**What is needed**
Return all of the entries exactly, with nothing added or left out.

───── Rows ─────

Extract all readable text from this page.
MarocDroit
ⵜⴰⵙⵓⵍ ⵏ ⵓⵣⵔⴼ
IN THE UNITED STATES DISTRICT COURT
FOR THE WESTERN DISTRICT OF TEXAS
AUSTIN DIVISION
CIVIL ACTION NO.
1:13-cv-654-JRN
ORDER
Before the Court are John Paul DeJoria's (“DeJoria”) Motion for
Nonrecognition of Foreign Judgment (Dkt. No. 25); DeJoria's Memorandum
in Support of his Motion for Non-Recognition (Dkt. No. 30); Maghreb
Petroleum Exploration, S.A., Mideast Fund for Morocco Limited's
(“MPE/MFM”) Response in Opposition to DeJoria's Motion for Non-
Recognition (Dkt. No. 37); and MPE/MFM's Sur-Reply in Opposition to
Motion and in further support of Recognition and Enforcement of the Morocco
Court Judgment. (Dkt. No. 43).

─────

**Reply**
Extract all readable text from this page.
MarocDroit
ⵜⴰⵙⵓⵍ ⵏ ⵓⵣⵔⴼ
IN THE UNITED STATES DISTRICT COURT
FOR THE WESTERN DISTRICT OF TEXAS
AUSTIN DIVISION
CIVIL ACTION NO.
1:13-cv-654-JRN
ORDER
Before the Court are John Paul DeJoria's (“DeJoria”) Motion for
Nonrecognition of Foreign Judgment (Dkt. No. 25); DeJoria's Memorandum
in Support of his Motion for Non-Recognition (Dkt. No. 30); Maghreb
Petroleum Exploration, S.A., Mideast Fund for Morocco Limited's
(“MPE/MFM”) Response in Opposition to DeJoria's Motion for Non-
Recognition (Dkt. No. 37); and MPE/MFM's Sur-Reply in Opposition to
Motion and in further support of Recognition and Enforcement of the Morocco
Court Judgment. (Dkt. No. 43).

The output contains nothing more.